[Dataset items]

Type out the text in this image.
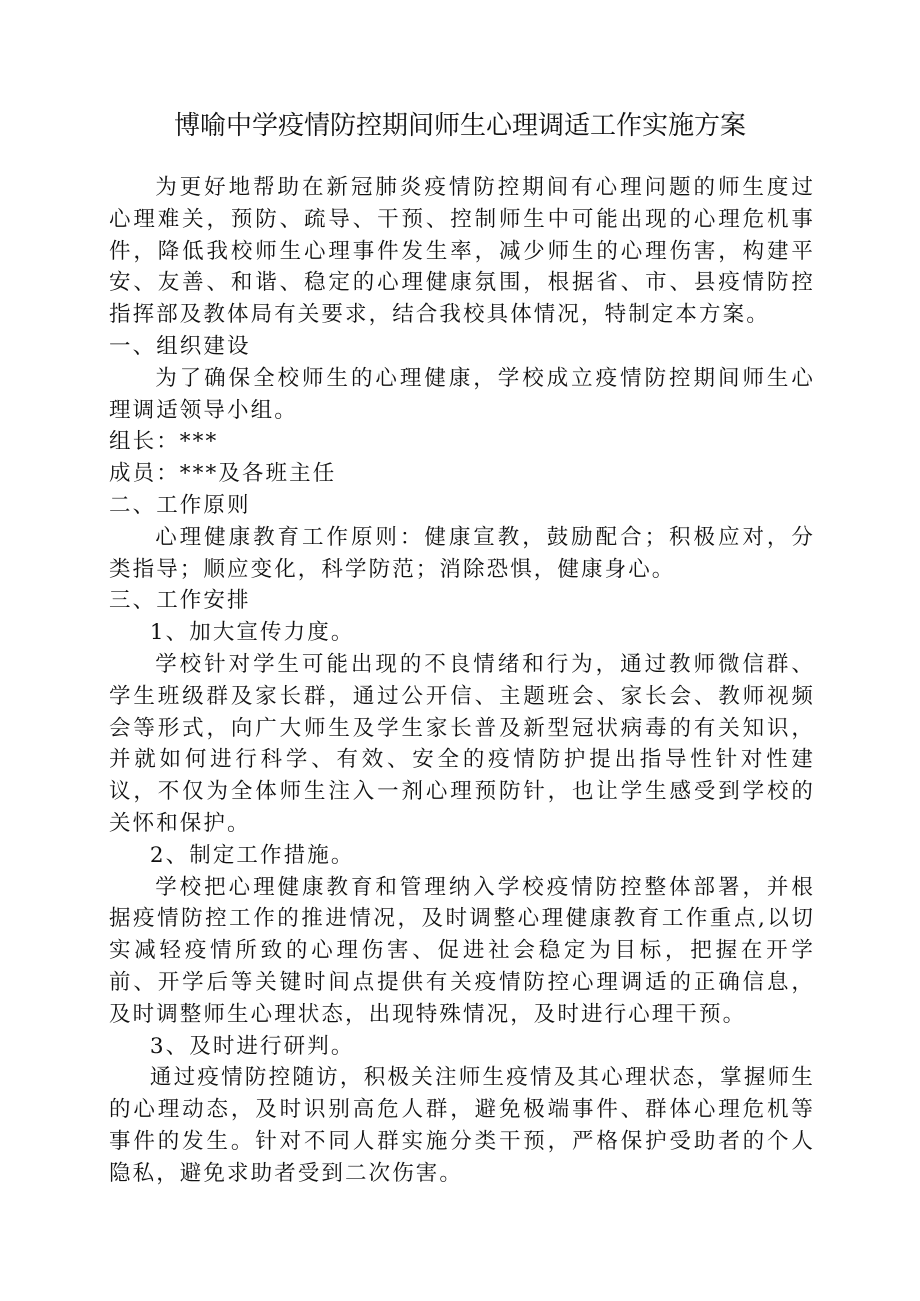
博喻中学疫情防控期间师生心理调适工作实施方案

为更好地帮助在新冠肺炎疫情防控期间有心理问题的师生度过心理难关，预防、疏导、干预、控制师生中可能出现的心理危机事件，降低我校师生心理事件发生率，减少师生的心理伤害，构建平安、友善、和谐、稳定的心理健康氛围，根据省、市、县疫情防控指挥部及教体局有关要求，结合我校具体情况，特制定本方案。

一、组织建设

为了确保全校师生的心理健康，学校成立疫情防控期间师生心理调适领导小组。

组长：***

成员：***及各班主任

二、工作原则

心理健康教育工作原则：健康宣教，鼓励配合；积极应对，分类指导；顺应变化，科学防范；消除恐惧，健康身心。

三、工作安排

1、加大宣传力度。

学校针对学生可能出现的不良情绪和行为，通过教师微信群、学生班级群及家长群，通过公开信、主题班会、家长会、教师视频会等形式，向广大师生及学生家长普及新型冠状病毒的有关知识，并就如何进行科学、有效、安全的疫情防护提出指导性针对性建议，不仅为全体师生注入一剂心理预防针，也让学生感受到学校的关怀和保护。

2、制定工作措施。

学校把心理健康教育和管理纳入学校疫情防控整体部署，并根据疫情防控工作的推进情况，及时调整心理健康教育工作重点,以切实减轻疫情所致的心理伤害、促进社会稳定为目标，把握在开学前、开学后等关键时间点提供有关疫情防控心理调适的正确信息，及时调整师生心理状态，出现特殊情况，及时进行心理干预。

3、及时进行研判。

通过疫情防控随访，积极关注师生疫情及其心理状态，掌握师生的心理动态，及时识别高危人群，避免极端事件、群体心理危机等事件的发生。针对不同人群实施分类干预，严格保护受助者的个人隐私，避免求助者受到二次伤害。
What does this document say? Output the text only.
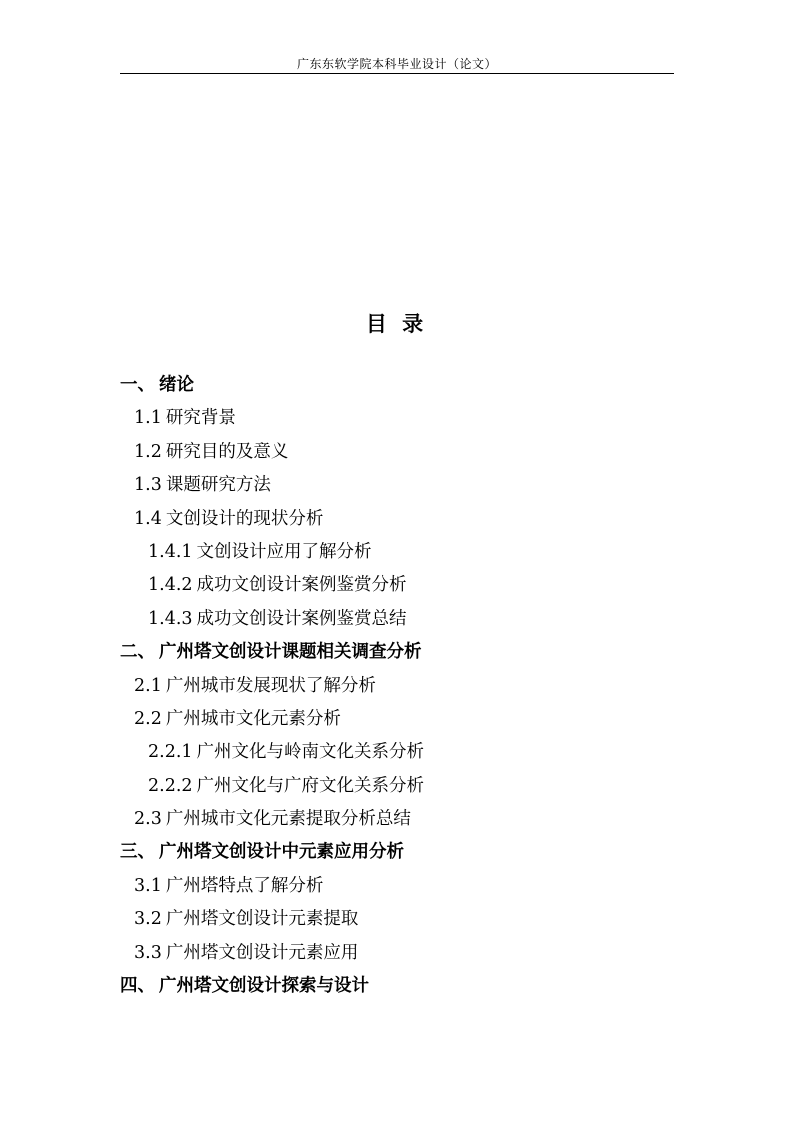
广东东软学院本科毕业设计（论文）
目 录
一、 绪论
1.1 研究背景
1.2 研究目的及意义
1.3 课题研究方法
1.4 文创设计的现状分析
1.4.1 文创设计应用了解分析
1.4.2 成功文创设计案例鉴赏分析
1.4.3 成功文创设计案例鉴赏总结
二、 广州塔文创设计课题相关调查分析
2.1 广州城市发展现状了解分析
2.2 广州城市文化元素分析
2.2.1 广州文化与岭南文化关系分析
2.2.2 广州文化与广府文化关系分析
2.3 广州城市文化元素提取分析总结
三、 广州塔文创设计中元素应用分析
3.1 广州塔特点了解分析
3.2 广州塔文创设计元素提取
3.3 广州塔文创设计元素应用
四、 广州塔文创设计探索与设计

:: DESCRIPTION OF THE TASK ::
Each line containing "this" counts once; state the total number of such lines and nothing else.

:: RESPONSE ::
2